=== JOB ===
Copy every entry exactly.

:: SOURCE MATERIAL ::

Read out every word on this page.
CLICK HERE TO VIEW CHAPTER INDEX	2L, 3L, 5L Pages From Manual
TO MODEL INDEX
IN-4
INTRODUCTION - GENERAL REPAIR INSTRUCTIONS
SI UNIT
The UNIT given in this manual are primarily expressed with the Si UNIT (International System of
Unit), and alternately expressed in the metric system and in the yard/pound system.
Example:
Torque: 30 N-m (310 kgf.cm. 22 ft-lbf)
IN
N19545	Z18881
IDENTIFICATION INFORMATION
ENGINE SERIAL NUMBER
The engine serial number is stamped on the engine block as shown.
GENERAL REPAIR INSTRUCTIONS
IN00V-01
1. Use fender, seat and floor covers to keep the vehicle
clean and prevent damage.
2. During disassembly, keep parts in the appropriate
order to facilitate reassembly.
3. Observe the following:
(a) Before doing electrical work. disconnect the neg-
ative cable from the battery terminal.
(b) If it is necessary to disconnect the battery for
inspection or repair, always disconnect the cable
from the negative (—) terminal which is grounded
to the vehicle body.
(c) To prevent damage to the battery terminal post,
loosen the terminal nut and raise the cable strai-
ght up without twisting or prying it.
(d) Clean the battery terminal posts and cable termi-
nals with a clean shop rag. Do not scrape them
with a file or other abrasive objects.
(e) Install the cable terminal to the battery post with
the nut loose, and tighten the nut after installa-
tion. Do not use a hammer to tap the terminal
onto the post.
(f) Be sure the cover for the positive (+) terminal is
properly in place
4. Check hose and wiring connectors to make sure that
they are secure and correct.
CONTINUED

:::

=== ANSWER BELOW ===
Read out every word on this page.
CLICK HERE TO VIEW CHAPTER INDEX	2L, 3L, 5L Pages From Manual
TO MODEL INDEX
IN-4
INTRODUCTION - GENERAL REPAIR INSTRUCTIONS
SI UNIT
The UNIT given in this manual are primarily expressed with the Si UNIT (International System of
Unit), and alternately expressed in the metric system and in the yard/pound system.
Example:
Torque: 30 N-m (310 kgf.cm. 22 ft-lbf)
IN
N19545	Z18881
IDENTIFICATION INFORMATION
ENGINE SERIAL NUMBER
The engine serial number is stamped on the engine block as shown.
GENERAL REPAIR INSTRUCTIONS
IN00V-01
1. Use fender, seat and floor covers to keep the vehicle
clean and prevent damage.
2. During disassembly, keep parts in the appropriate
order to facilitate reassembly.
3. Observe the following:
(a) Before doing electrical work. disconnect the neg-
ative cable from the battery terminal.
(b) If it is necessary to disconnect the battery for
inspection or repair, always disconnect the cable
from the negative (—) terminal which is grounded
to the vehicle body.
(c) To prevent damage to the battery terminal post,
loosen the terminal nut and raise the cable strai-
ght up without twisting or prying it.
(d) Clean the battery terminal posts and cable termi-
nals with a clean shop rag. Do not scrape them
with a file or other abrasive objects.
(e) Install the cable terminal to the battery post with
the nut loose, and tighten the nut after installa-
tion. Do not use a hammer to tap the terminal
onto the post.
(f) Be sure the cover for the positive (+) terminal is
properly in place
4. Check hose and wiring connectors to make sure that
they are secure and correct.
CONTINUED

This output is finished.